## [Problem to solve]
From top to bottom, each entry below must be reproduced exactly.

Records to use Block Start

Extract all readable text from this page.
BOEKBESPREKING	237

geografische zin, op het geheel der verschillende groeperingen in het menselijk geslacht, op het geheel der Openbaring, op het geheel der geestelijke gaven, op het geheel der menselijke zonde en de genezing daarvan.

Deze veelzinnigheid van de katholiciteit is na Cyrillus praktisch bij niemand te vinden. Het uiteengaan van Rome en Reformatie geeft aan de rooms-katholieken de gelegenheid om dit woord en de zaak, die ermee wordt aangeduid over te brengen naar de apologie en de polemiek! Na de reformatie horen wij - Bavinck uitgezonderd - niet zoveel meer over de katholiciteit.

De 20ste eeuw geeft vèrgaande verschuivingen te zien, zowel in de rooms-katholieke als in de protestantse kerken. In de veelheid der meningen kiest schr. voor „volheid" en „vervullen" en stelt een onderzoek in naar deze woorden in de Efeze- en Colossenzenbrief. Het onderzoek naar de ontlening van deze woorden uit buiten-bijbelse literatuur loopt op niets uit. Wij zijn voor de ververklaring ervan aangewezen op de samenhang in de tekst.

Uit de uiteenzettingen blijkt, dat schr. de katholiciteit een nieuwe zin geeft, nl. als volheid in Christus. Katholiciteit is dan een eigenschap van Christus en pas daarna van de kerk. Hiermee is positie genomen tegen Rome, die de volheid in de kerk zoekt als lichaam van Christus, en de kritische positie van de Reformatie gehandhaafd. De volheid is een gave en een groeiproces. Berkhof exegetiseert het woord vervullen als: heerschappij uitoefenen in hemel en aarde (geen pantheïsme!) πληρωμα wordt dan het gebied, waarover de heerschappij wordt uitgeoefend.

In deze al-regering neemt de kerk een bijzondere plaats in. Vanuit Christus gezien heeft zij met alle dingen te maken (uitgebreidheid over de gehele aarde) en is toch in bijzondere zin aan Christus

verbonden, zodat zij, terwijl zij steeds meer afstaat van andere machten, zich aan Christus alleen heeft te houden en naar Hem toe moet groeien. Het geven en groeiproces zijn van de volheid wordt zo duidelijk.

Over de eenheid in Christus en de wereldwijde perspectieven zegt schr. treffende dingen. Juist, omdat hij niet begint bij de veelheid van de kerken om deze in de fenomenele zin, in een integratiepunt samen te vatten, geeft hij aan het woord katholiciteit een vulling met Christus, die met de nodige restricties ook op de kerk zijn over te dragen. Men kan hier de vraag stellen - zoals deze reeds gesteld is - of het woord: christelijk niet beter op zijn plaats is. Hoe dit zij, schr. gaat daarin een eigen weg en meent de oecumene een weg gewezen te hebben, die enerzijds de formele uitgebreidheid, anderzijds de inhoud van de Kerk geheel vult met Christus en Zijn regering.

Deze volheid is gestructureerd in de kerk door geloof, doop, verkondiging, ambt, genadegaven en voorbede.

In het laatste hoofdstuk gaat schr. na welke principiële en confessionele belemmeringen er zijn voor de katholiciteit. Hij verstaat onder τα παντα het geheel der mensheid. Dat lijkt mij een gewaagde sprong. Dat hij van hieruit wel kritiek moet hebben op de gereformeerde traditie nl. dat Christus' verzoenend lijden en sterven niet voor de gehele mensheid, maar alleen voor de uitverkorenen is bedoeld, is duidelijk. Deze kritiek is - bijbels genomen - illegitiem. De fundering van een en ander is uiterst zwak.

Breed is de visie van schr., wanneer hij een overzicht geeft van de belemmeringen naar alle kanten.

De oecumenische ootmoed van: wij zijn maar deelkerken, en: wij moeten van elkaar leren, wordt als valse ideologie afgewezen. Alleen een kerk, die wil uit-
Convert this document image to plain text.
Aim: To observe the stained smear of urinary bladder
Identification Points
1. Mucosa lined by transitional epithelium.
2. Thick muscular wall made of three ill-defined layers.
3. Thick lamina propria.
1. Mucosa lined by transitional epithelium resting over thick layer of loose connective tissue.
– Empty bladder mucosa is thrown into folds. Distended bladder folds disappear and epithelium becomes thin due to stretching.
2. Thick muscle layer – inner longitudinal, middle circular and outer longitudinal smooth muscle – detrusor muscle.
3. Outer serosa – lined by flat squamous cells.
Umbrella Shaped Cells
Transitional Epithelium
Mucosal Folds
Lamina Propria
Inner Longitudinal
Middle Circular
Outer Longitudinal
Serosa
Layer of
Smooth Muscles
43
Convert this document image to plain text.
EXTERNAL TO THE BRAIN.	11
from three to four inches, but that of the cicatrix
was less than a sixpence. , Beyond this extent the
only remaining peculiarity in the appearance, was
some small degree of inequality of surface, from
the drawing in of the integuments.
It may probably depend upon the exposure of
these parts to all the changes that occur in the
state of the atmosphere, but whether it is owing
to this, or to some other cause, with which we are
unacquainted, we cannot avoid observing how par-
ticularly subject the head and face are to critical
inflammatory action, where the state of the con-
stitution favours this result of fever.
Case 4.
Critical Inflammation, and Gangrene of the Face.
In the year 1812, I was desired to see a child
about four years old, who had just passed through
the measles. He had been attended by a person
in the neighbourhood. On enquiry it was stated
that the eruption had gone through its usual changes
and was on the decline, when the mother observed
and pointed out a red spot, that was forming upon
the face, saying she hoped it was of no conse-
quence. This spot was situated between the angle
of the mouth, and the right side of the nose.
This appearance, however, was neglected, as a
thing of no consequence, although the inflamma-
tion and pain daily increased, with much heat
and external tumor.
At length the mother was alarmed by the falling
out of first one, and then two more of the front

Records to use Block End

## [Response to the task]
Extract all readable text from this page.
BOEKBESPREKING	237

geografische zin, op het geheel der verschillende groeperingen in het menselijk geslacht, op het geheel der Openbaring, op het geheel der geestelijke gaven, op het geheel der menselijke zonde en de genezing daarvan.

Deze veelzinnigheid van de katholiciteit is na Cyrillus praktisch bij niemand te vinden. Het uiteengaan van Rome en Reformatie geeft aan de rooms-katholieken de gelegenheid om dit woord en de zaak, die ermee wordt aangeduid over te brengen naar de apologie en de polemiek! Na de reformatie horen wij - Bavinck uitgezonderd - niet zoveel meer over de katholiciteit.

De 20ste eeuw geeft vèrgaande verschuivingen te zien, zowel in de rooms-katholieke als in de protestantse kerken. In de veelheid der meningen kiest schr. voor „volheid" en „vervullen" en stelt een onderzoek in naar deze woorden in de Efeze- en Colossenzenbrief. Het onderzoek naar de ontlening van deze woorden uit buiten-bijbelse literatuur loopt op niets uit. Wij zijn voor de ververklaring ervan aangewezen op de samenhang in de tekst.

Uit de uiteenzettingen blijkt, dat schr. de katholiciteit een nieuwe zin geeft, nl. als volheid in Christus. Katholiciteit is dan een eigenschap van Christus en pas daarna van de kerk. Hiermee is positie genomen tegen Rome, die de volheid in de kerk zoekt als lichaam van Christus, en de kritische positie van de Reformatie gehandhaafd. De volheid is een gave en een groeiproces. Berkhof exegetiseert het woord vervullen als: heerschappij uitoefenen in hemel en aarde (geen pantheïsme!) πληρωμα wordt dan het gebied, waarover de heerschappij wordt uitgeoefend.

In deze al-regering neemt de kerk een bijzondere plaats in. Vanuit Christus gezien heeft zij met alle dingen te maken (uitgebreidheid over de gehele aarde) en is toch in bijzondere zin aan Christus

verbonden, zodat zij, terwijl zij steeds meer afstaat van andere machten, zich aan Christus alleen heeft te houden en naar Hem toe moet groeien. Het geven en groeiproces zijn van de volheid wordt zo duidelijk.

Over de eenheid in Christus en de wereldwijde perspectieven zegt schr. treffende dingen. Juist, omdat hij niet begint bij de veelheid van de kerken om deze in de fenomenele zin, in een integratiepunt samen te vatten, geeft hij aan het woord katholiciteit een vulling met Christus, die met de nodige restricties ook op de kerk zijn over te dragen. Men kan hier de vraag stellen - zoals deze reeds gesteld is - of het woord: christelijk niet beter op zijn plaats is. Hoe dit zij, schr. gaat daarin een eigen weg en meent de oecumene een weg gewezen te hebben, die enerzijds de formele uitgebreidheid, anderzijds de inhoud van de Kerk geheel vult met Christus en Zijn regering.

Deze volheid is gestructureerd in de kerk door geloof, doop, verkondiging, ambt, genadegaven en voorbede.

In het laatste hoofdstuk gaat schr. na welke principiële en confessionele belemmeringen er zijn voor de katholiciteit. Hij verstaat onder τα παντα het geheel der mensheid. Dat lijkt mij een gewaagde sprong. Dat hij van hieruit wel kritiek moet hebben op de gereformeerde traditie nl. dat Christus' verzoenend lijden en sterven niet voor de gehele mensheid, maar alleen voor de uitverkorenen is bedoeld, is duidelijk. Deze kritiek is - bijbels genomen - illegitiem. De fundering van een en ander is uiterst zwak.

Breed is de visie van schr., wanneer hij een overzicht geeft van de belemmeringen naar alle kanten.

De oecumenische ootmoed van: wij zijn maar deelkerken, en: wij moeten van elkaar leren, wordt als valse ideologie afgewezen. Alleen een kerk, die wil uit-
Convert this document image to plain text.
Aim: To observe the stained smear of urinary bladder
Identification Points
1. Mucosa lined by transitional epithelium.
2. Thick muscular wall made of three ill-defined layers.
3. Thick lamina propria.
1. Mucosa lined by transitional epithelium resting over thick layer of loose connective tissue.
– Empty bladder mucosa is thrown into folds. Distended bladder folds disappear and epithelium becomes thin due to stretching.
2. Thick muscle layer – inner longitudinal, middle circular and outer longitudinal smooth muscle – detrusor muscle.
3. Outer serosa – lined by flat squamous cells.
Umbrella Shaped Cells
Transitional Epithelium
Mucosal Folds
Lamina Propria
Inner Longitudinal
Middle Circular
Outer Longitudinal
Serosa
Layer of
Smooth Muscles
43
Convert this document image to plain text.
EXTERNAL TO THE BRAIN.	11
from three to four inches, but that of the cicatrix
was less than a sixpence. , Beyond this extent the
only remaining peculiarity in the appearance, was
some small degree of inequality of surface, from
the drawing in of the integuments.
It may probably depend upon the exposure of
these parts to all the changes that occur in the
state of the atmosphere, but whether it is owing
to this, or to some other cause, with which we are
unacquainted, we cannot avoid observing how par-
ticularly subject the head and face are to critical
inflammatory action, where the state of the con-
stitution favours this result of fever.
Case 4.
Critical Inflammation, and Gangrene of the Face.
In the year 1812, I was desired to see a child
about four years old, who had just passed through
the measles. He had been attended by a person
in the neighbourhood. On enquiry it was stated
that the eruption had gone through its usual changes
and was on the decline, when the mother observed
and pointed out a red spot, that was forming upon
the face, saying she hoped it was of no conse-
quence. This spot was situated between the angle
of the mouth, and the right side of the nose.
This appearance, however, was neglected, as a
thing of no consequence, although the inflamma-
tion and pain daily increased, with much heat
and external tumor.
At length the mother was alarmed by the falling
out of first one, and then two more of the front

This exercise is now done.